● **Listed records**

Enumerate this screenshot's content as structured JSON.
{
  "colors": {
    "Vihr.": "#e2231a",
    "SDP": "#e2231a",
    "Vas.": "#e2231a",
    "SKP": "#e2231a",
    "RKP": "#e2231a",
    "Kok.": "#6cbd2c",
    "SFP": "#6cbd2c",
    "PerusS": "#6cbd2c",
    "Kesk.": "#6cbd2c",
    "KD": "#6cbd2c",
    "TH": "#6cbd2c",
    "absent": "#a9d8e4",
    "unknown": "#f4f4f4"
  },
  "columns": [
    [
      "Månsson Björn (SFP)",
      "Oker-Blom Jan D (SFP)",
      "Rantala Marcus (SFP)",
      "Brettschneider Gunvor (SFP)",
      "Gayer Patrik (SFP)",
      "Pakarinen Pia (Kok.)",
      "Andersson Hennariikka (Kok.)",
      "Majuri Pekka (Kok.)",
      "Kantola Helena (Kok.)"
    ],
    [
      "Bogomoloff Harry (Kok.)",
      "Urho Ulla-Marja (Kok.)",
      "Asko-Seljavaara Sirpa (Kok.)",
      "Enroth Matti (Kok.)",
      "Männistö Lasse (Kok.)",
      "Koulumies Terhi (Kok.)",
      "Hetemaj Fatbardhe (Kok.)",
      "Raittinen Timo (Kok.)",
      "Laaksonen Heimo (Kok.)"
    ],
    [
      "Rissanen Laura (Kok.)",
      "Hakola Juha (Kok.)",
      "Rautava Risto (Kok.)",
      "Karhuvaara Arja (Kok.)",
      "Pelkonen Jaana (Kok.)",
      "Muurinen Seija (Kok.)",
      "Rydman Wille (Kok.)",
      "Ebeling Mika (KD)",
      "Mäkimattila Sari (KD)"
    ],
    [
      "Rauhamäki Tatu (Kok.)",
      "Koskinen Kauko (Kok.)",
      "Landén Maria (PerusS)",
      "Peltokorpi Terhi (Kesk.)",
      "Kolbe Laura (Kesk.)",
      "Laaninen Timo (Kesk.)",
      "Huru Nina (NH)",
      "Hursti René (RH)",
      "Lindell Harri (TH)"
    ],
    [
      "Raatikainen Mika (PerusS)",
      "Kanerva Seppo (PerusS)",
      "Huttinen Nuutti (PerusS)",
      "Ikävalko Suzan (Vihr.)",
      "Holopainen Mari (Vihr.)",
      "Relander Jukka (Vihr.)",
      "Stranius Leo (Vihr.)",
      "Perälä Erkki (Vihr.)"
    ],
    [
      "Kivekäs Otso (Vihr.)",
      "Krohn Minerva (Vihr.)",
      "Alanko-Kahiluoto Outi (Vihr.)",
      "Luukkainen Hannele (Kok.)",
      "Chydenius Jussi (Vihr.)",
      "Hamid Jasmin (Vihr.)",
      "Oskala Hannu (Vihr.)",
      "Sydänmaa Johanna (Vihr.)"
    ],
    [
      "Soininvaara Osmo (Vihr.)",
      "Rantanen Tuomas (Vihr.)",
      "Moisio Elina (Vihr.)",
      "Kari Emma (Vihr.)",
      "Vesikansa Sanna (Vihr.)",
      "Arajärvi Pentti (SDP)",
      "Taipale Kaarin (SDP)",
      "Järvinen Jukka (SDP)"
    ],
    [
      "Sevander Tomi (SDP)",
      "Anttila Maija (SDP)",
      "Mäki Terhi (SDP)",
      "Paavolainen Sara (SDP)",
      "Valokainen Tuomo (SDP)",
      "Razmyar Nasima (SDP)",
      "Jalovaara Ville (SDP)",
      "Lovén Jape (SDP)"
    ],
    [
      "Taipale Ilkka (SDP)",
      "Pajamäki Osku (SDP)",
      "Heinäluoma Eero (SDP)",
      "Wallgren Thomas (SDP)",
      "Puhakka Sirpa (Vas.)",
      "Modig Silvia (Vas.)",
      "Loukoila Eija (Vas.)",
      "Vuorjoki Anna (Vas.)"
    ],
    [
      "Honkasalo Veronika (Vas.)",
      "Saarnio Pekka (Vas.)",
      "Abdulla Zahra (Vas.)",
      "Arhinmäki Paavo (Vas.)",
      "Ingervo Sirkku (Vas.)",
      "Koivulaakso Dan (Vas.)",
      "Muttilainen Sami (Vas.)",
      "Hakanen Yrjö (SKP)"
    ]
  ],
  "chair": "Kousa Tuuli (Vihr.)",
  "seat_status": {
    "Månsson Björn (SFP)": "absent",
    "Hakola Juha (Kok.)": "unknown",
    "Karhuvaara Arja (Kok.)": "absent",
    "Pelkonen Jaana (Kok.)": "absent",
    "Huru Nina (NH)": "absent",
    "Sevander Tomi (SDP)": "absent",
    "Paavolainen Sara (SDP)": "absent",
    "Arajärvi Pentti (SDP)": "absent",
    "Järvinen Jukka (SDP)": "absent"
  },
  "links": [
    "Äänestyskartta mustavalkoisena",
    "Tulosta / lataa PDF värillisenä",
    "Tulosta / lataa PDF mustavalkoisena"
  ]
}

● **Short task**
Give the number of lines where the string "Laura" occurs, without any further text.

● **Final answer**
2